■ LISTING
=======
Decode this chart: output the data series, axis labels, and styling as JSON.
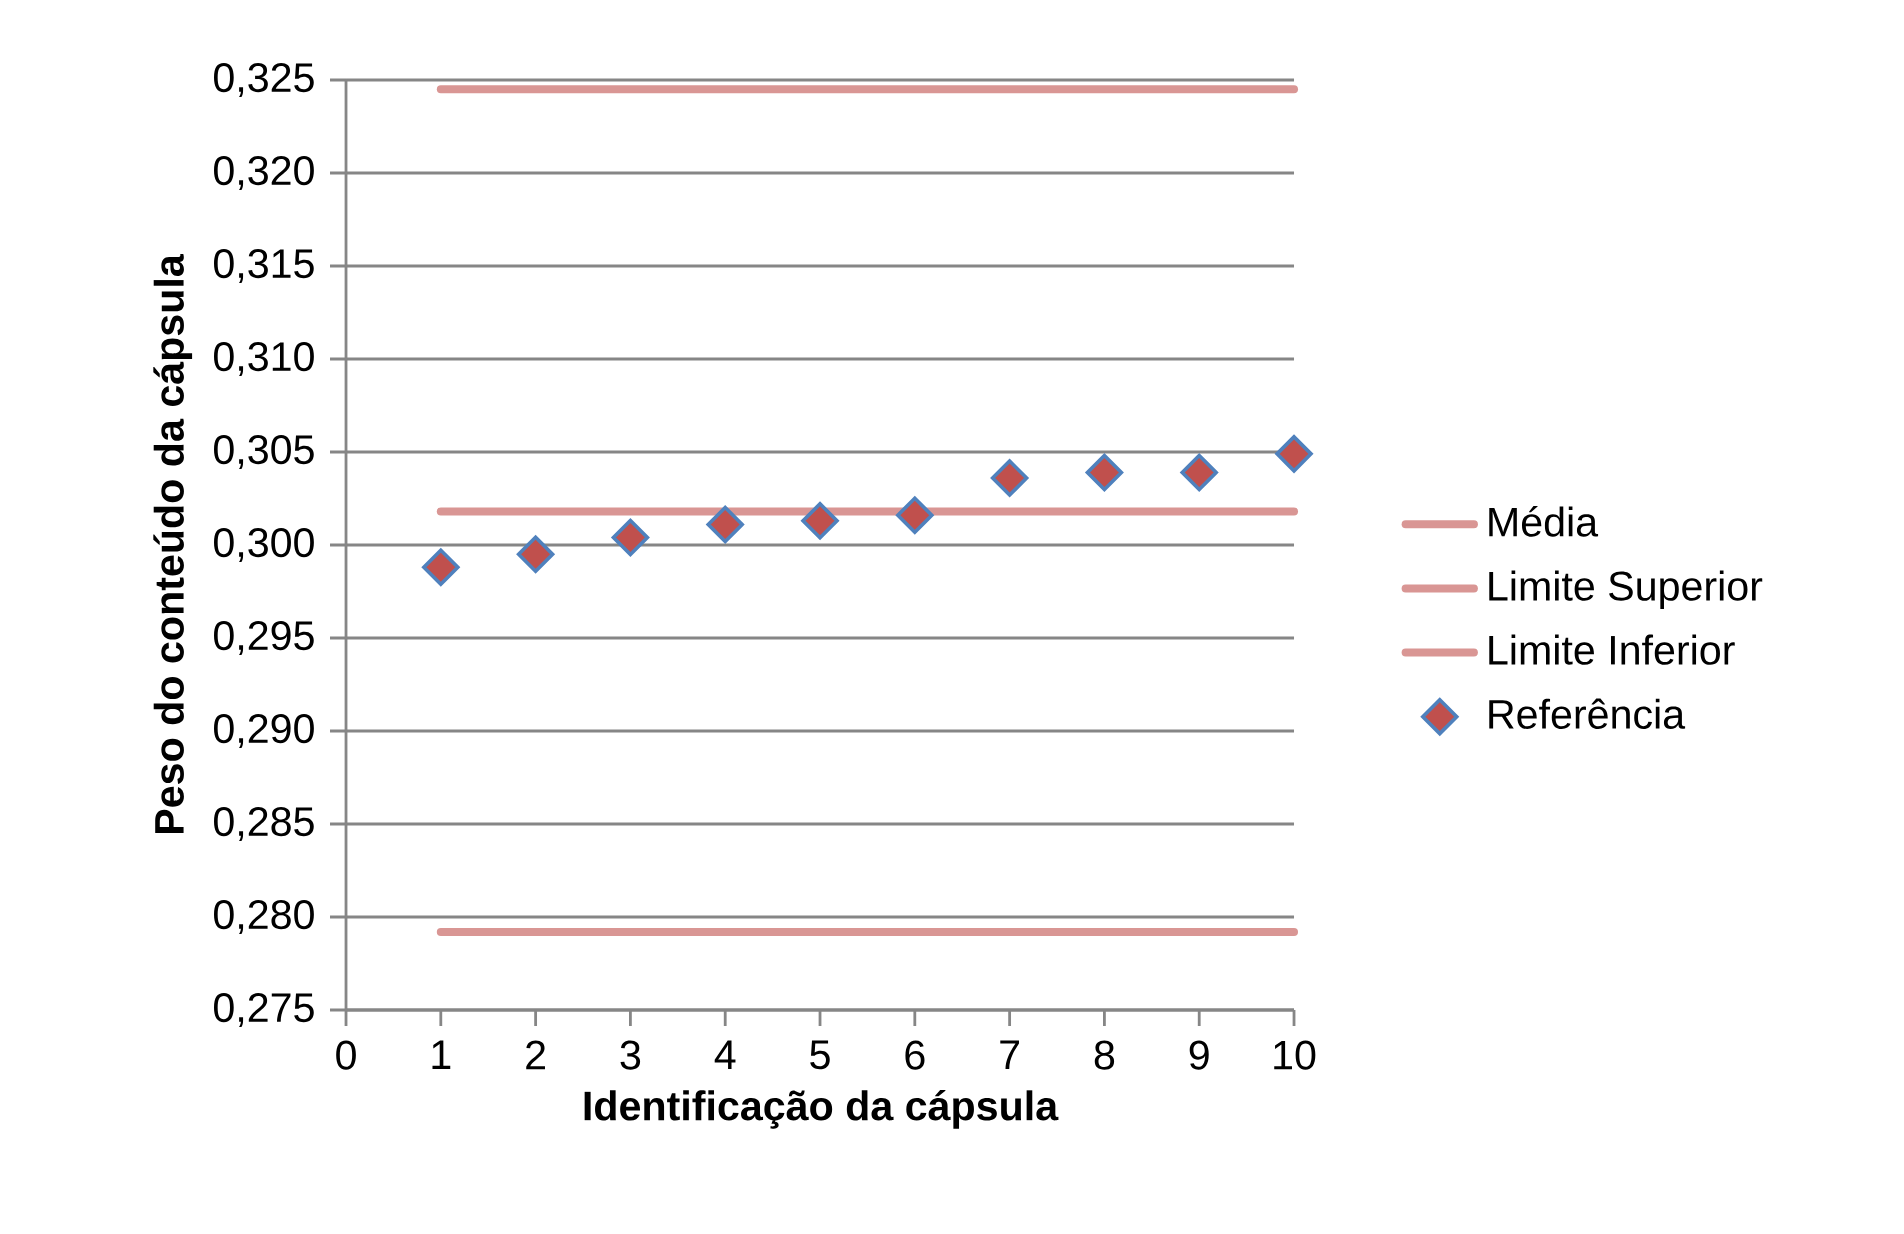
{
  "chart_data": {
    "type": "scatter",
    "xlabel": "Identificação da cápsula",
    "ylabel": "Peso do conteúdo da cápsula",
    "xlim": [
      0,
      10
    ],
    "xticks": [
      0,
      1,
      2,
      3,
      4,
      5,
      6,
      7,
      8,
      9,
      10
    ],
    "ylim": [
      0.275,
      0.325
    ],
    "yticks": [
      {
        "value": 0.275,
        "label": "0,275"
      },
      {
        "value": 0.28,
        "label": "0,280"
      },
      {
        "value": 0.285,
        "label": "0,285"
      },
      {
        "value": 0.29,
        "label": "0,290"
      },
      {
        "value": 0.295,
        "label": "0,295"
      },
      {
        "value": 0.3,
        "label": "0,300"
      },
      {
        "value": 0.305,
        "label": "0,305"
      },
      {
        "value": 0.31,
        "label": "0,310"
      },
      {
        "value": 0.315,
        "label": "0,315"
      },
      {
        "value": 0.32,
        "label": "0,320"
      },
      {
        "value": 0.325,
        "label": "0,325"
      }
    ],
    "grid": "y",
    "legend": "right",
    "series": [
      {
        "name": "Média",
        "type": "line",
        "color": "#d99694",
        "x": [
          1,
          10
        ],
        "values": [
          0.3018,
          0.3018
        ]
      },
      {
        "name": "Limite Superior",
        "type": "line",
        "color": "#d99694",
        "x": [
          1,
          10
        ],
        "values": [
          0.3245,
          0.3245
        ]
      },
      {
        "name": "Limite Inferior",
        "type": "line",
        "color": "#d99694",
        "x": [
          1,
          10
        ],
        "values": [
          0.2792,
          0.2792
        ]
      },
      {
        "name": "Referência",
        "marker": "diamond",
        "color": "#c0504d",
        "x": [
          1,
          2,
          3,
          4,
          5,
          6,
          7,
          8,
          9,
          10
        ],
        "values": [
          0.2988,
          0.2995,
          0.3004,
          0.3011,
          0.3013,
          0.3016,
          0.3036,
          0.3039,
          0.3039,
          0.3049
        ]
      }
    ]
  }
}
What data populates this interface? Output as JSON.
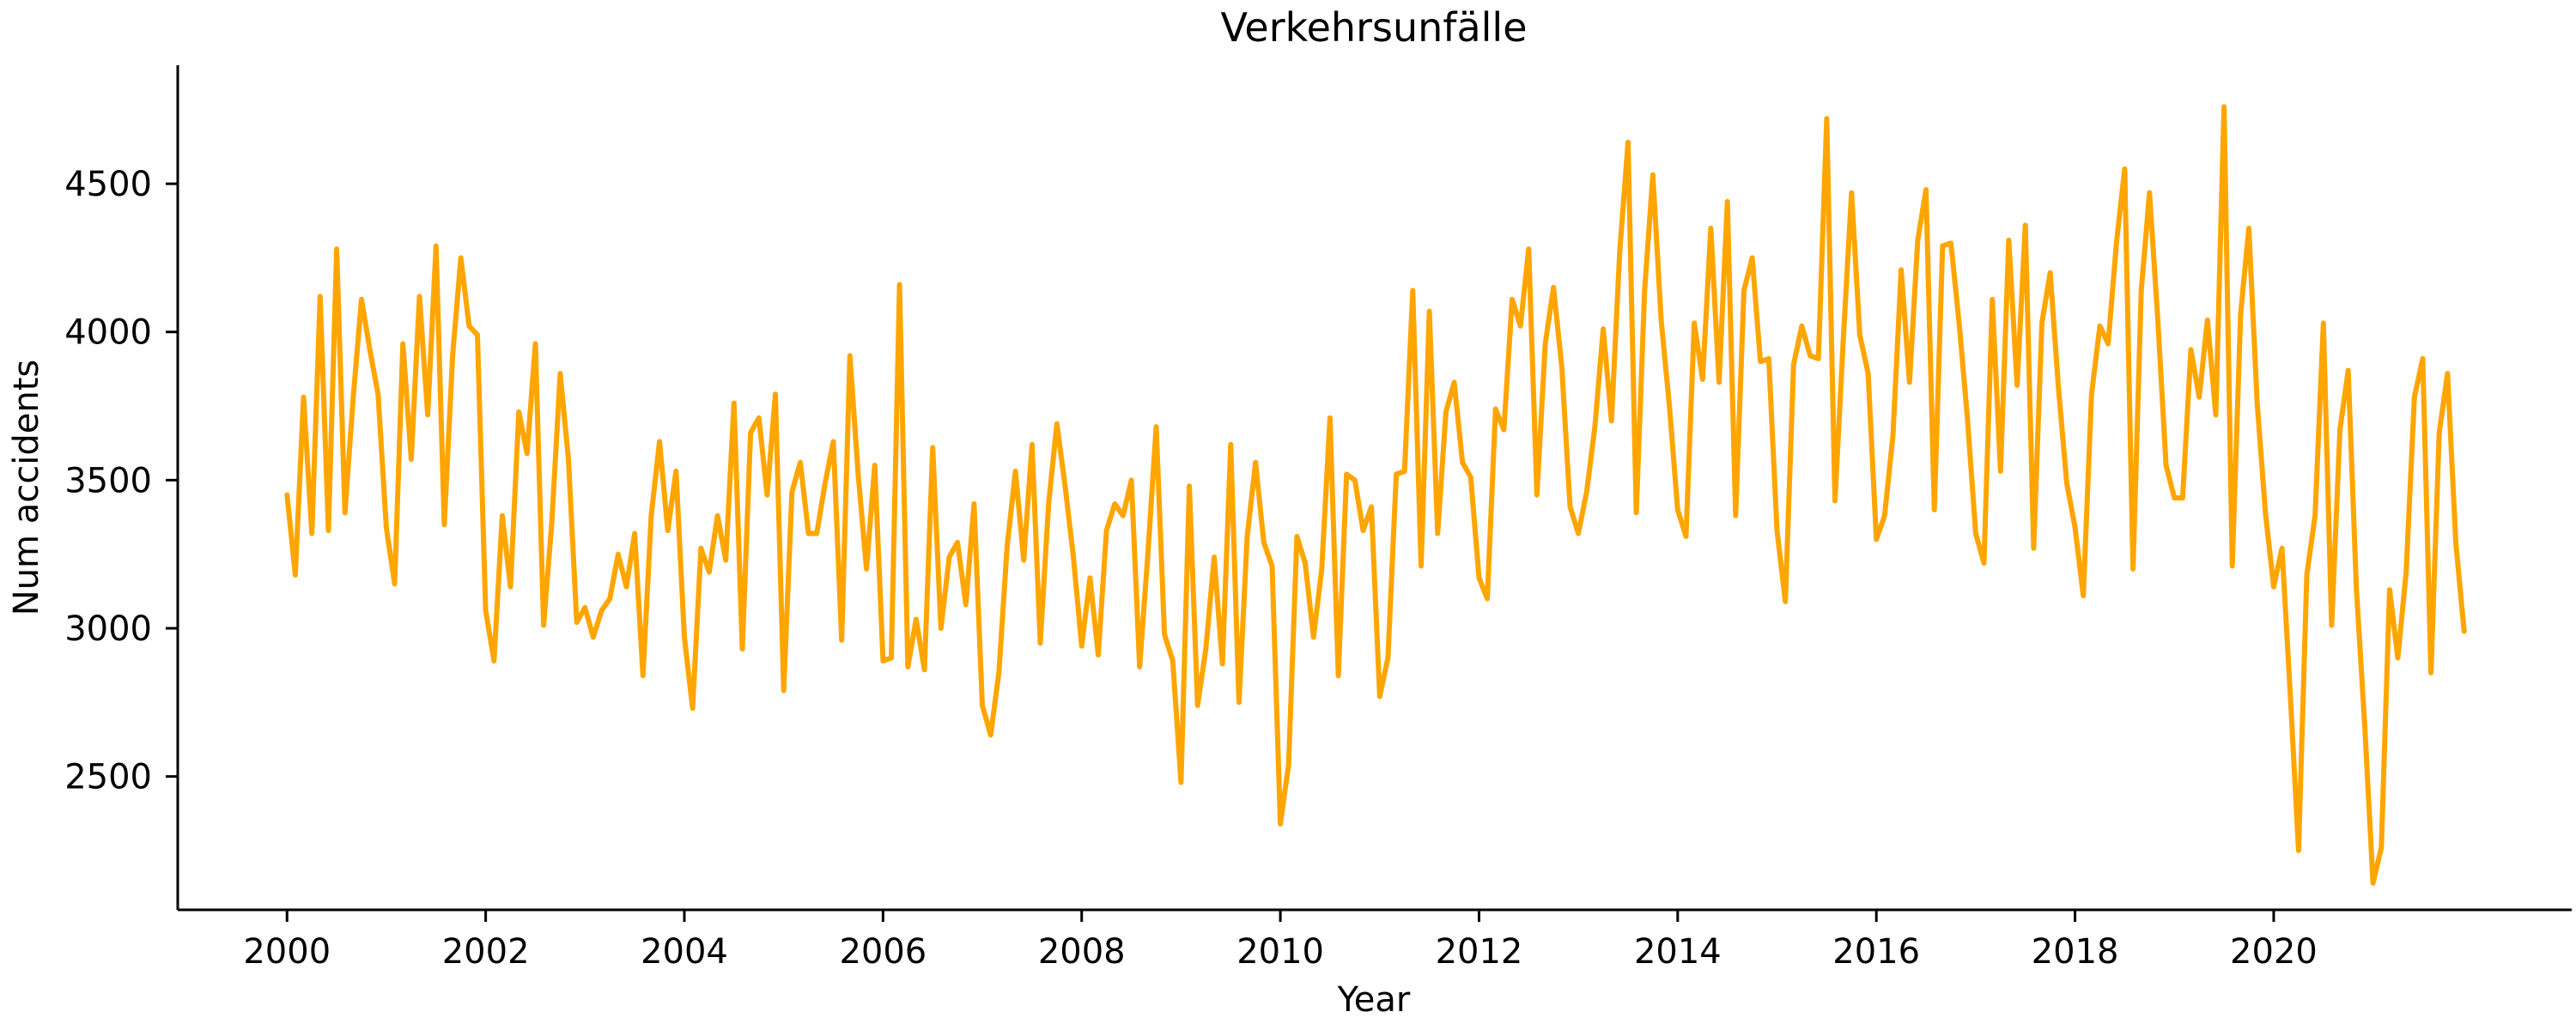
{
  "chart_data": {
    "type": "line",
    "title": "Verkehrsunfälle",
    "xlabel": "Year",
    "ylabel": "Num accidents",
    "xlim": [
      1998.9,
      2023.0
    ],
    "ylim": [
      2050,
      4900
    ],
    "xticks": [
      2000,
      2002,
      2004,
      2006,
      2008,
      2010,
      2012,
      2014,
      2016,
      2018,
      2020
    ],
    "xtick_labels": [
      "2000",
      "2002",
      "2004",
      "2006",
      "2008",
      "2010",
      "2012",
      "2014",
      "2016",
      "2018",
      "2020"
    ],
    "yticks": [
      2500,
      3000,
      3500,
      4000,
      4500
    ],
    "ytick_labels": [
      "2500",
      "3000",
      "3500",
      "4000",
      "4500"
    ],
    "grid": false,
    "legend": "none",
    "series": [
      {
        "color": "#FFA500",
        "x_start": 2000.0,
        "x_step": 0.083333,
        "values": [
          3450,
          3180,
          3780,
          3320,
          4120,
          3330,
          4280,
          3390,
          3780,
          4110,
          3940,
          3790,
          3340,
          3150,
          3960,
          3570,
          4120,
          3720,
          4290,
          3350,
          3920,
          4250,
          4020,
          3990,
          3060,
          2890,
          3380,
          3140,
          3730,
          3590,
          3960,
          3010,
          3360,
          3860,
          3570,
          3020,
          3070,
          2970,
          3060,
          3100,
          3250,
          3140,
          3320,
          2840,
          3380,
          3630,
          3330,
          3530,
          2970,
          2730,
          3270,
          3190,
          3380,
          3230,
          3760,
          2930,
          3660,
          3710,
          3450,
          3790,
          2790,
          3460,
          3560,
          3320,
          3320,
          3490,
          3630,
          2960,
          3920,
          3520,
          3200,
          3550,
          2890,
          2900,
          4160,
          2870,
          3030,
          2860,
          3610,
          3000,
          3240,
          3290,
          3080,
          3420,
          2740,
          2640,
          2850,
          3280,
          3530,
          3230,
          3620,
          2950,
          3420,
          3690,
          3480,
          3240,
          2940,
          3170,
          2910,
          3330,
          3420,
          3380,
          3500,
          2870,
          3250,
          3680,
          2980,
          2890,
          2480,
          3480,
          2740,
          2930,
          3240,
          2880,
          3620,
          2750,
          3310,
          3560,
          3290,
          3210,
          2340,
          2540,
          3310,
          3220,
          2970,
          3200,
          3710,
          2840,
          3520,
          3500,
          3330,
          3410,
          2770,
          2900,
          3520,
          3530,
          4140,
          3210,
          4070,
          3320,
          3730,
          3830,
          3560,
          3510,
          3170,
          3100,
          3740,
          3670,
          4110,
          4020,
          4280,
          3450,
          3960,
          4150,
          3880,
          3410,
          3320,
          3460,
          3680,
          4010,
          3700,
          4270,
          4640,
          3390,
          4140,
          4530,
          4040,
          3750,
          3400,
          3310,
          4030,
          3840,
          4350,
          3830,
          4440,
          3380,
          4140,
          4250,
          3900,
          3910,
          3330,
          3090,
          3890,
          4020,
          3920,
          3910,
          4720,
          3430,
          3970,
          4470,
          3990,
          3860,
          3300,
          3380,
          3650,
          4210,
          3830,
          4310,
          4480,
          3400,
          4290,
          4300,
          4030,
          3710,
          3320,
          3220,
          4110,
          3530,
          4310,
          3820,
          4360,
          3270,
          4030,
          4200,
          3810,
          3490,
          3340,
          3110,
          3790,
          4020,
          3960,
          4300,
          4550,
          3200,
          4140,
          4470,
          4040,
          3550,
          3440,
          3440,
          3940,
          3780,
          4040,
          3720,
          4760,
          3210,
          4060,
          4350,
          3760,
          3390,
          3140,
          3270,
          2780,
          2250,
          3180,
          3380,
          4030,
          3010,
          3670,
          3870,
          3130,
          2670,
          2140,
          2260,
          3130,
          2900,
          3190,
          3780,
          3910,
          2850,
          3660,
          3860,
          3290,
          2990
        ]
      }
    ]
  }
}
=======
■ REQUEST
All lines in the data that contain the word "ylabel" should be copied.

■ ANSWER TO THE EXERCISE
    "ylabel": "Peso do conteúdo da cápsula",
    "ylabel": "Num accidents",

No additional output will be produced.